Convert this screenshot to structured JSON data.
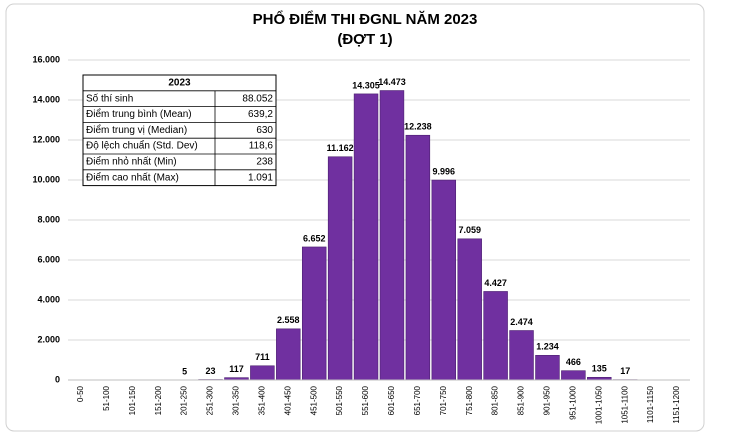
{
  "chart_data": {
    "type": "bar",
    "title": "PHỔ ĐIỂM THI ĐGNL NĂM 2023",
    "subtitle": "(ĐỢT 1)",
    "categories": [
      "0-50",
      "51-100",
      "101-150",
      "151-200",
      "201-250",
      "251-300",
      "301-350",
      "351-400",
      "401-450",
      "451-500",
      "501-550",
      "551-600",
      "601-650",
      "651-700",
      "701-750",
      "751-800",
      "801-850",
      "851-900",
      "901-950",
      "951-1000",
      "1001-1050",
      "1051-1100",
      "1101-1150",
      "1151-1200"
    ],
    "values": [
      0,
      0,
      0,
      0,
      5,
      23,
      117,
      711,
      2558,
      6652,
      11162,
      14305,
      14473,
      12238,
      9996,
      7059,
      4427,
      2474,
      1234,
      466,
      135,
      17,
      0,
      0
    ],
    "value_labels": [
      null,
      null,
      null,
      null,
      "5",
      "23",
      "117",
      "711",
      "2.558",
      "6.652",
      "11.162",
      "14.305",
      "14.473",
      "12.238",
      "9.996",
      "7.059",
      "4.427",
      "2.474",
      "1.234",
      "466",
      "135",
      "17",
      null,
      null
    ],
    "color": "#7030a0",
    "ylim": [
      0,
      16000
    ],
    "yticks": [
      0,
      {
        "value": 2000,
        "label": "2.000"
      },
      {
        "value": 4000,
        "label": "4.000"
      },
      {
        "value": 6000,
        "label": "6.000"
      },
      {
        "value": 8000,
        "label": "8.000"
      },
      {
        "value": 10000,
        "label": "10.000"
      },
      {
        "value": 12000,
        "label": "12.000"
      },
      {
        "value": 14000,
        "label": "14.000"
      },
      {
        "value": 16000,
        "label": "16.000"
      }
    ],
    "grid": true,
    "table": {
      "header": "2023",
      "rows": [
        [
          "Số thí sinh",
          "88.052"
        ],
        [
          "Điểm trung bình (Mean)",
          "639,2"
        ],
        [
          "Điểm trung vị (Median)",
          "630"
        ],
        [
          "Độ lệch chuẩn (Std. Dev)",
          "118,6"
        ],
        [
          "Điểm nhỏ nhất (Min)",
          "238"
        ],
        [
          "Điểm cao nhất (Max)",
          "1.091"
        ]
      ]
    }
  }
}
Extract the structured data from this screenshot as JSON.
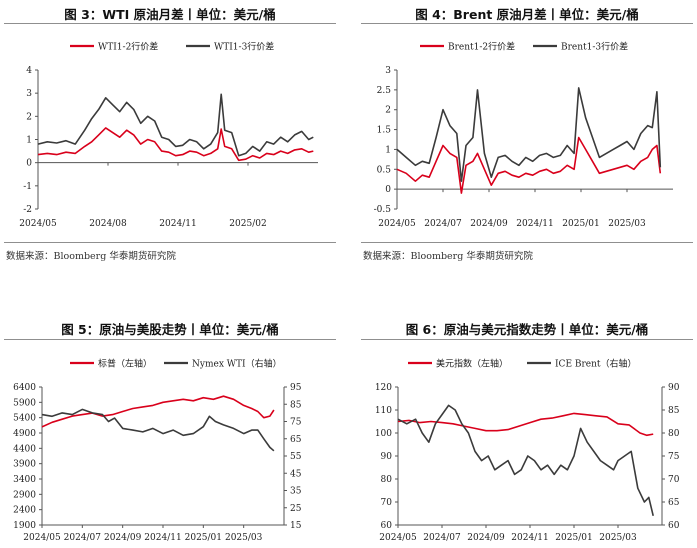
━━━━━━━━━━━━━━━━
- **WHAT IS BEING ASKED**
In the listing above, locate each line with "screenshot" and copy it.

- **RESULT BELOW**
Convert this screenshot to structured JSON data.
Extract the structured data from this screenshot as JSON.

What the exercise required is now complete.